#### Direction
Output the line that contains "What does this" and every line after it to the end of the entries, with nothing added or left out.

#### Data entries
___

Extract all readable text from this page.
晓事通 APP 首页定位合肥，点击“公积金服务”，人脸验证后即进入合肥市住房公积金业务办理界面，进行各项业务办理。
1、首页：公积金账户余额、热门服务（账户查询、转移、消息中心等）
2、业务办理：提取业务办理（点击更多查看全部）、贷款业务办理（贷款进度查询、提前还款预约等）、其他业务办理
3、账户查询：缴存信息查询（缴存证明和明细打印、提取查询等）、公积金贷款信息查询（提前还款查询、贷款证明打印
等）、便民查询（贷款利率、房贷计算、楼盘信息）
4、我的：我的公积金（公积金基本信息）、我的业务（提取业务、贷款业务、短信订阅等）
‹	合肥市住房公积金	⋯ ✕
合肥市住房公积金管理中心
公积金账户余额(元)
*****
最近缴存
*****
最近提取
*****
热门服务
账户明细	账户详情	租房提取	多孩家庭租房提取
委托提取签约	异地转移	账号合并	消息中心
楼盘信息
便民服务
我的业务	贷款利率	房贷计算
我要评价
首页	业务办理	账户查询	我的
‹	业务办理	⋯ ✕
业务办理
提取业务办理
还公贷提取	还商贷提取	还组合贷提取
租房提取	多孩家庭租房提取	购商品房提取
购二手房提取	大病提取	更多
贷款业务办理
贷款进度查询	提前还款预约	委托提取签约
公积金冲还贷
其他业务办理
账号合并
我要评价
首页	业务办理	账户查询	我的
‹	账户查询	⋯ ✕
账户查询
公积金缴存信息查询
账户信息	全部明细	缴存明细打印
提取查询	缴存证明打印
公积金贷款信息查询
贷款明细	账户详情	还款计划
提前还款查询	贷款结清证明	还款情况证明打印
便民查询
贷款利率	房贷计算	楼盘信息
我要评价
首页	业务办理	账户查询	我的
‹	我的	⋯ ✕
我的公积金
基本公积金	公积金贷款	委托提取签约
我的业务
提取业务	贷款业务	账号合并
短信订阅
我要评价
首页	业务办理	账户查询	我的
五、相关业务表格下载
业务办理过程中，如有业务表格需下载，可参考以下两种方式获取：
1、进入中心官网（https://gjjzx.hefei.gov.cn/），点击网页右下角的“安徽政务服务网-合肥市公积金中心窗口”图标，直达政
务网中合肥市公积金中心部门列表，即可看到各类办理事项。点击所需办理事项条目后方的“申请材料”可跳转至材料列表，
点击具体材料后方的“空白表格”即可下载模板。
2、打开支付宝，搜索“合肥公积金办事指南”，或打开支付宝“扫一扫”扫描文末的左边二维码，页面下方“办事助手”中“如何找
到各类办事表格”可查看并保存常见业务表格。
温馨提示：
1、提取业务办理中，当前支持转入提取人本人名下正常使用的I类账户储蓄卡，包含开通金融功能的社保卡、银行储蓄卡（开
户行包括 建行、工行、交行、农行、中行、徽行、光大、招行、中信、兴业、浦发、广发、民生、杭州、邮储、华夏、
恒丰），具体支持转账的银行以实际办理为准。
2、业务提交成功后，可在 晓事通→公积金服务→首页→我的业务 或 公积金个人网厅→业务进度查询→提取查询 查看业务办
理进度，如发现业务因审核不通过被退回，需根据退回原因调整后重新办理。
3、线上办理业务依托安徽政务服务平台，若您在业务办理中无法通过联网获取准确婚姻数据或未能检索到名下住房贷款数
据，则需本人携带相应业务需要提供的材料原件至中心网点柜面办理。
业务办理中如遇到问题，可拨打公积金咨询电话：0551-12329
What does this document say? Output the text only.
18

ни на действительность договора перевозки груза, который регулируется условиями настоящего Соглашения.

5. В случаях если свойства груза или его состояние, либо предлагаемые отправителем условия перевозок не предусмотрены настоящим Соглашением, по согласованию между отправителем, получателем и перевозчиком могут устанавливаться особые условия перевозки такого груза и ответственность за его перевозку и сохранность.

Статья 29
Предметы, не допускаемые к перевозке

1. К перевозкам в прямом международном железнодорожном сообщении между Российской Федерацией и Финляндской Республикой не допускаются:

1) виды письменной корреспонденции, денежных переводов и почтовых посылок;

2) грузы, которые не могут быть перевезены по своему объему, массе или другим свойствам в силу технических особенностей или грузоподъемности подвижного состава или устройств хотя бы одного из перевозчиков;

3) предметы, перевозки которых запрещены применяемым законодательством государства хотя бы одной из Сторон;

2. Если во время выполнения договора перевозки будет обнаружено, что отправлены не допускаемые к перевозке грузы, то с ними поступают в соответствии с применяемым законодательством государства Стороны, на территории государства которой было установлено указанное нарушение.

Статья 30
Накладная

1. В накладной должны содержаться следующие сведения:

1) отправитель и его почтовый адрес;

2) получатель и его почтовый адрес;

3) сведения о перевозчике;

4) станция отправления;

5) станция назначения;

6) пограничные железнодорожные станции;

___

#### Completed exercise
What does this document say? Output the text only.
18

ни на действительность договора перевозки груза, который регулируется условиями настоящего Соглашения.

5. В случаях если свойства груза или его состояние, либо предлагаемые отправителем условия перевозок не предусмотрены настоящим Соглашением, по согласованию между отправителем, получателем и перевозчиком могут устанавливаться особые условия перевозки такого груза и ответственность за его перевозку и сохранность.

Статья 29
Предметы, не допускаемые к перевозке

1. К перевозкам в прямом международном железнодорожном сообщении между Российской Федерацией и Финляндской Республикой не допускаются:

1) виды письменной корреспонденции, денежных переводов и почтовых посылок;

2) грузы, которые не могут быть перевезены по своему объему, массе или другим свойствам в силу технических особенностей или грузоподъемности подвижного состава или устройств хотя бы одного из перевозчиков;

3) предметы, перевозки которых запрещены применяемым законодательством государства хотя бы одной из Сторон;

2. Если во время выполнения договора перевозки будет обнаружено, что отправлены не допускаемые к перевозке грузы, то с ними поступают в соответствии с применяемым законодательством государства Стороны, на территории государства которой было установлено указанное нарушение.

Статья 30
Накладная

1. В накладной должны содержаться следующие сведения:

1) отправитель и его почтовый адрес;

2) получатель и его почтовый адрес;

3) сведения о перевозчике;

4) станция отправления;

5) станция назначения;

6) пограничные железнодорожные станции;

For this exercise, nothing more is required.